**INSTRUCTIONS FOR THE TASK**
Below are records. Copy every line with "velocity" in it.

>>

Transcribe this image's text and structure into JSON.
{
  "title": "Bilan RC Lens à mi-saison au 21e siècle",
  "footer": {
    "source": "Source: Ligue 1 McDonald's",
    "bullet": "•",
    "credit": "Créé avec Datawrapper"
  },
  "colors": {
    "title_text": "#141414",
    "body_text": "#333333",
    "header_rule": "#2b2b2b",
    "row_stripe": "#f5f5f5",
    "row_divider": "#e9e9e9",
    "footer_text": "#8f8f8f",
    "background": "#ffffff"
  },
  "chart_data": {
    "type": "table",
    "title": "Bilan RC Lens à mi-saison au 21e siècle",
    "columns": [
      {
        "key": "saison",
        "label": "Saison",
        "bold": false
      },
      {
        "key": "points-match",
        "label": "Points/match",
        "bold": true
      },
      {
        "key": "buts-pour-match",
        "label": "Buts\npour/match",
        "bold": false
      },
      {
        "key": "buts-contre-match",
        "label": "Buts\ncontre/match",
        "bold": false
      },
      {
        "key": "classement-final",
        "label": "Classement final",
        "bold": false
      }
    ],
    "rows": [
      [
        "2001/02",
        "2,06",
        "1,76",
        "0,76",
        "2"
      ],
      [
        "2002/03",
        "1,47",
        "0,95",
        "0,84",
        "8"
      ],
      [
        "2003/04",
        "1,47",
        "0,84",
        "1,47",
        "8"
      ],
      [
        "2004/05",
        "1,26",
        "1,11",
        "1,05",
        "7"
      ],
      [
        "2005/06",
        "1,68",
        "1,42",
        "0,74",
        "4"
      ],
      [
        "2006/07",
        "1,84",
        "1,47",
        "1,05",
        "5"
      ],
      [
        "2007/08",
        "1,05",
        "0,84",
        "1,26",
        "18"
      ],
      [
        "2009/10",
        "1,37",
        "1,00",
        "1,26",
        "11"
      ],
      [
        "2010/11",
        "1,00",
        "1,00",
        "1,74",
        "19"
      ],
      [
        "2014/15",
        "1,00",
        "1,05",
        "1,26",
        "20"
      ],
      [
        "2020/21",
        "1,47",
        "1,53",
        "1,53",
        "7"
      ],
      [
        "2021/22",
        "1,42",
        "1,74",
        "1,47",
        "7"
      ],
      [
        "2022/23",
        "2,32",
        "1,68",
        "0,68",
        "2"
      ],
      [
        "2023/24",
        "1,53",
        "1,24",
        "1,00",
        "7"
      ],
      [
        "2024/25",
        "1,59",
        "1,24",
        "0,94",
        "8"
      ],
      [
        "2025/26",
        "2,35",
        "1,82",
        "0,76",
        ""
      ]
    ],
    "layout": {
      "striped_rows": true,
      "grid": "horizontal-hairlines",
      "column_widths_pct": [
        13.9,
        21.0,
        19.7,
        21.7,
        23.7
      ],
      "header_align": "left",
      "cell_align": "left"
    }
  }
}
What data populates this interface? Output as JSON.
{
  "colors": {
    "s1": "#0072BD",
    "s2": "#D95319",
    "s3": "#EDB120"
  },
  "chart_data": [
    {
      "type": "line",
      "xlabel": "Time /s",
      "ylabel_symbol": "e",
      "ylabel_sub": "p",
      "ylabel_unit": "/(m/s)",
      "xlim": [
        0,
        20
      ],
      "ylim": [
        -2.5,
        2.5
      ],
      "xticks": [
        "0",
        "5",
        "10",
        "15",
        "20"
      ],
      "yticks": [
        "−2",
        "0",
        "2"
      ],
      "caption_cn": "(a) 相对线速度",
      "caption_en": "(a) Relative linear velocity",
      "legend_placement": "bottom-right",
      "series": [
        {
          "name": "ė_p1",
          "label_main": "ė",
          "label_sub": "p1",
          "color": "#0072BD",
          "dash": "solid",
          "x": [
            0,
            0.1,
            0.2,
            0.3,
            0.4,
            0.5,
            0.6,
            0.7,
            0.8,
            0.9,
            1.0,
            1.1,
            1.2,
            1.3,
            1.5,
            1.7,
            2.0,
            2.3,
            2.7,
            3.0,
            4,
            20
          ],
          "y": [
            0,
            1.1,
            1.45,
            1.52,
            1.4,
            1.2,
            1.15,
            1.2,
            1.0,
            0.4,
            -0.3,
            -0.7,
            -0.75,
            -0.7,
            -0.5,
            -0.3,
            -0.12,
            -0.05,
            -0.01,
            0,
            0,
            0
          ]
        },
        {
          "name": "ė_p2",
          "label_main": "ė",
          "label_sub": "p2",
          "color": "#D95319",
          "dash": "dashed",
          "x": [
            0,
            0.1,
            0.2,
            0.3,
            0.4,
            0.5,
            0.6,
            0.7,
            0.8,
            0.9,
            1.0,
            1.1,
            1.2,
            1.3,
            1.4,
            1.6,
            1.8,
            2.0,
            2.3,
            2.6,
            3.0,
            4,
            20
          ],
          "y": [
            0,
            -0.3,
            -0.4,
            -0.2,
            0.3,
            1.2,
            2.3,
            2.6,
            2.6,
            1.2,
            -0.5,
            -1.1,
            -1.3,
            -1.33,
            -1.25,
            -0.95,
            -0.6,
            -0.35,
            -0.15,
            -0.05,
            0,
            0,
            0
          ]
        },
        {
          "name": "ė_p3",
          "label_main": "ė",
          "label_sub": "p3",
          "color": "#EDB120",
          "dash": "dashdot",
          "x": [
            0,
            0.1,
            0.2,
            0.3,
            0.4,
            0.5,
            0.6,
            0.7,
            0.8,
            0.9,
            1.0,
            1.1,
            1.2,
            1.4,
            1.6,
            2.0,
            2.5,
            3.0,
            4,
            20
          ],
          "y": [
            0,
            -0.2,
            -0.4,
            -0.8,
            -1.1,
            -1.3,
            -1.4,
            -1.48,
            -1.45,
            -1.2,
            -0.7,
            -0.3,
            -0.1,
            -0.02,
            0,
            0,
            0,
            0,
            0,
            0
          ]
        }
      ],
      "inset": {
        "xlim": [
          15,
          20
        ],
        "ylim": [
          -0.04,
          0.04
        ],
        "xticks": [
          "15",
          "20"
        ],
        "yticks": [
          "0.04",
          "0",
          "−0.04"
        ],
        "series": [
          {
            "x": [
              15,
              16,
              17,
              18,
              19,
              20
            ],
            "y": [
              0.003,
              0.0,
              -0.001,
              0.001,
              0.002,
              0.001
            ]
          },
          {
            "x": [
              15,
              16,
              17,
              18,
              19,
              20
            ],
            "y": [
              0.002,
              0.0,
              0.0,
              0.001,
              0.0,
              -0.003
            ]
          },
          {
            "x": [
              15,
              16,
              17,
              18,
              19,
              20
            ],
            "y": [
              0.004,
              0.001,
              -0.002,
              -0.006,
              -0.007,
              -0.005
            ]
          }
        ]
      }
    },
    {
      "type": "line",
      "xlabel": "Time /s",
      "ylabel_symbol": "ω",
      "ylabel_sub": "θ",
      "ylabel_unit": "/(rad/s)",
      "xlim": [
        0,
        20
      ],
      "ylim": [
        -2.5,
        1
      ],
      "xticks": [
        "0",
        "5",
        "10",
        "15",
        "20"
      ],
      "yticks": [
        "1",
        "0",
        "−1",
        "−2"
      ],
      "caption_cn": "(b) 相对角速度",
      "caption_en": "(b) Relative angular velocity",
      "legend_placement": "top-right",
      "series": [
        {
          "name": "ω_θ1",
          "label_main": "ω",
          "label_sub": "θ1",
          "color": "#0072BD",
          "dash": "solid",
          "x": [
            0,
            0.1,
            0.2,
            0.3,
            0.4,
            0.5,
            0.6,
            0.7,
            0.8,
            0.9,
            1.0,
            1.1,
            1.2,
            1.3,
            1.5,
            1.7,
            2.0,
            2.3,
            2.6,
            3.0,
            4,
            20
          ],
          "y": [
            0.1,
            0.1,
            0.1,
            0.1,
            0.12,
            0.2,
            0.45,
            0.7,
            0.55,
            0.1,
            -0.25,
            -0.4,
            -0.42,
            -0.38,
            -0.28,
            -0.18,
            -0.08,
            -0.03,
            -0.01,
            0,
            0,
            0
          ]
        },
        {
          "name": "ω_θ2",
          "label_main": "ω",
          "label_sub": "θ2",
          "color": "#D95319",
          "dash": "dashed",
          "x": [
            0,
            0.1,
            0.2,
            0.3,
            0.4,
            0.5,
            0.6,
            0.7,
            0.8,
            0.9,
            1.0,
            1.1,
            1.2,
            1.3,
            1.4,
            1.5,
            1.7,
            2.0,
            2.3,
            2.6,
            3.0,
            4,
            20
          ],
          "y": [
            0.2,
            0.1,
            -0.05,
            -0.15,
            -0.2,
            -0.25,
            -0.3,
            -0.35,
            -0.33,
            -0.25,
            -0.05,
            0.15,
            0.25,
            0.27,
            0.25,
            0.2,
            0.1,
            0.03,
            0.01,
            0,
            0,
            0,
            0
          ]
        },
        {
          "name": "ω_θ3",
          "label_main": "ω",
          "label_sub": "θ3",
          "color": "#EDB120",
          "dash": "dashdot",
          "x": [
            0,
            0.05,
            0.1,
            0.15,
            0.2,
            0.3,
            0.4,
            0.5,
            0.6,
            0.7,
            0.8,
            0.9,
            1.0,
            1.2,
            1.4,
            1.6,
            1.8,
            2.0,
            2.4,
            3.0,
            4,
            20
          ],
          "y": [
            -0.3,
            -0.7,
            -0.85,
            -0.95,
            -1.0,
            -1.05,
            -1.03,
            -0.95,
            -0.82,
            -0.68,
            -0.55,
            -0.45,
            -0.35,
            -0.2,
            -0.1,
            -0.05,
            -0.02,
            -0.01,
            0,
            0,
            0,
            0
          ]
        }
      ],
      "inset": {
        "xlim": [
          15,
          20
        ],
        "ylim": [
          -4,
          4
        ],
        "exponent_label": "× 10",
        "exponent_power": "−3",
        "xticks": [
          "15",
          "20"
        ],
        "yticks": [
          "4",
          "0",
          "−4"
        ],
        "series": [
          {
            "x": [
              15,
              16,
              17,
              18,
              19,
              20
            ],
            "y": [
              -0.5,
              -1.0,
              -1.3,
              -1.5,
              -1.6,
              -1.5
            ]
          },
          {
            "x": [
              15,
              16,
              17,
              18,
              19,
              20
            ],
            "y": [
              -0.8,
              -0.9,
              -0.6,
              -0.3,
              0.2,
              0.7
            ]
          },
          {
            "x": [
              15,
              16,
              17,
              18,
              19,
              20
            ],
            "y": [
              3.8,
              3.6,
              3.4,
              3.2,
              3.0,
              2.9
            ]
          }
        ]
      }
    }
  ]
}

<<

**RESPONSE TO THE TASK**
      "caption_en": "(a) Relative linear velocity",
      "caption_en": "(b) Relative angular velocity",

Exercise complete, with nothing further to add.